» Exercise prompt
What follows is a block of records; restate each one word for word.

» Items
* * * * *
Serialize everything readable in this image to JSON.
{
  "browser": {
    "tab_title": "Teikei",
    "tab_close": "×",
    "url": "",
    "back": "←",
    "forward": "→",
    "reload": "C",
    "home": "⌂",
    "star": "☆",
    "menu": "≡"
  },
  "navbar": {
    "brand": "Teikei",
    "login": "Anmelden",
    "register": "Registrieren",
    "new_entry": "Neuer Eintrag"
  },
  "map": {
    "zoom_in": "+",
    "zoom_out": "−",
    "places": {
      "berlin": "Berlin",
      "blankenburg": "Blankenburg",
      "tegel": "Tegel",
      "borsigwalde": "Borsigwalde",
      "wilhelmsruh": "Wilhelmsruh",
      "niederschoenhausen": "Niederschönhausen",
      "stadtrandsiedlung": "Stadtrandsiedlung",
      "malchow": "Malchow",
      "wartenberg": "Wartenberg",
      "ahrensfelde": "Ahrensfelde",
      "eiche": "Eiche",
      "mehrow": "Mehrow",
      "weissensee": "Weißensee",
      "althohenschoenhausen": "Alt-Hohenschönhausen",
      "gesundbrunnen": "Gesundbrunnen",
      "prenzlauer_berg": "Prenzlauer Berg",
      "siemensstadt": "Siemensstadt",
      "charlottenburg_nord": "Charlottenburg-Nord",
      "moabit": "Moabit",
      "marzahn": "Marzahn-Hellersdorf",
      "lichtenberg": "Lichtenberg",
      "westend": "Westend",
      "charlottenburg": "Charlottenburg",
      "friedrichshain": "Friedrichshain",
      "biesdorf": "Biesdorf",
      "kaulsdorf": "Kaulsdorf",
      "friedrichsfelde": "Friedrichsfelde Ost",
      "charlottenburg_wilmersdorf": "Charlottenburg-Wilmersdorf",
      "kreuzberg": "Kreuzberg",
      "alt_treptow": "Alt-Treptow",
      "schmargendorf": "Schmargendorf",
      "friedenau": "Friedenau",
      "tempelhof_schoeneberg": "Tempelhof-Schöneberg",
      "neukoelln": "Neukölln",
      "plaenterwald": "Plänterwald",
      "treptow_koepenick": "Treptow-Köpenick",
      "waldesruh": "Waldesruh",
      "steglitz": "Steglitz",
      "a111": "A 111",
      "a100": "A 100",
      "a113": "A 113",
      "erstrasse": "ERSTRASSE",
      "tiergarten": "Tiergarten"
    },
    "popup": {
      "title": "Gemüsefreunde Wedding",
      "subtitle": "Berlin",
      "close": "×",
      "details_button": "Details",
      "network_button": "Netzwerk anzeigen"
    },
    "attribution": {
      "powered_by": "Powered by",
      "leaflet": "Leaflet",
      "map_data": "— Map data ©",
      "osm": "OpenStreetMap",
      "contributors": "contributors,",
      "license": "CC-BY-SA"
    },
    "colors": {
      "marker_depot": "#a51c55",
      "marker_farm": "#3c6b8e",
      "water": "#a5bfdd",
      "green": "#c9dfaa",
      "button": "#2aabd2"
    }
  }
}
* * * * *
» Task response
Serialize everything readable in this image to JSON.
{
  "browser": {
    "tab_title": "Teikei",
    "tab_close": "×",
    "url": "",
    "back": "←",
    "forward": "→",
    "reload": "C",
    "home": "⌂",
    "star": "☆",
    "menu": "≡"
  },
  "navbar": {
    "brand": "Teikei",
    "login": "Anmelden",
    "register": "Registrieren",
    "new_entry": "Neuer Eintrag"
  },
  "map": {
    "zoom_in": "+",
    "zoom_out": "−",
    "places": {
      "berlin": "Berlin",
      "blankenburg": "Blankenburg",
      "tegel": "Tegel",
      "borsigwalde": "Borsigwalde",
      "wilhelmsruh": "Wilhelmsruh",
      "niederschoenhausen": "Niederschönhausen",
      "stadtrandsiedlung": "Stadtrandsiedlung",
      "malchow": "Malchow",
      "wartenberg": "Wartenberg",
      "ahrensfelde": "Ahrensfelde",
      "eiche": "Eiche",
      "mehrow": "Mehrow",
      "weissensee": "Weißensee",
      "althohenschoenhausen": "Alt-Hohenschönhausen",
      "gesundbrunnen": "Gesundbrunnen",
      "prenzlauer_berg": "Prenzlauer Berg",
      "siemensstadt": "Siemensstadt",
      "charlottenburg_nord": "Charlottenburg-Nord",
      "moabit": "Moabit",
      "marzahn": "Marzahn-Hellersdorf",
      "lichtenberg": "Lichtenberg",
      "westend": "Westend",
      "charlottenburg": "Charlottenburg",
      "friedrichshain": "Friedrichshain",
      "biesdorf": "Biesdorf",
      "kaulsdorf": "Kaulsdorf",
      "friedrichsfelde": "Friedrichsfelde Ost",
      "charlottenburg_wilmersdorf": "Charlottenburg-Wilmersdorf",
      "kreuzberg": "Kreuzberg",
      "alt_treptow": "Alt-Treptow",
      "schmargendorf": "Schmargendorf",
      "friedenau": "Friedenau",
      "tempelhof_schoeneberg": "Tempelhof-Schöneberg",
      "neukoelln": "Neukölln",
      "plaenterwald": "Plänterwald",
      "treptow_koepenick": "Treptow-Köpenick",
      "waldesruh": "Waldesruh",
      "steglitz": "Steglitz",
      "a111": "A 111",
      "a100": "A 100",
      "a113": "A 113",
      "erstrasse": "ERSTRASSE",
      "tiergarten": "Tiergarten"
    },
    "popup": {
      "title": "Gemüsefreunde Wedding",
      "subtitle": "Berlin",
      "close": "×",
      "details_button": "Details",
      "network_button": "Netzwerk anzeigen"
    },
    "attribution": {
      "powered_by": "Powered by",
      "leaflet": "Leaflet",
      "map_data": "— Map data ©",
      "osm": "OpenStreetMap",
      "contributors": "contributors,",
      "license": "CC-BY-SA"
    },
    "colors": {
      "marker_depot": "#a51c55",
      "marker_farm": "#3c6b8e",
      "water": "#a5bfdd",
      "green": "#c9dfaa",
      "button": "#2aabd2"
    }
  }
}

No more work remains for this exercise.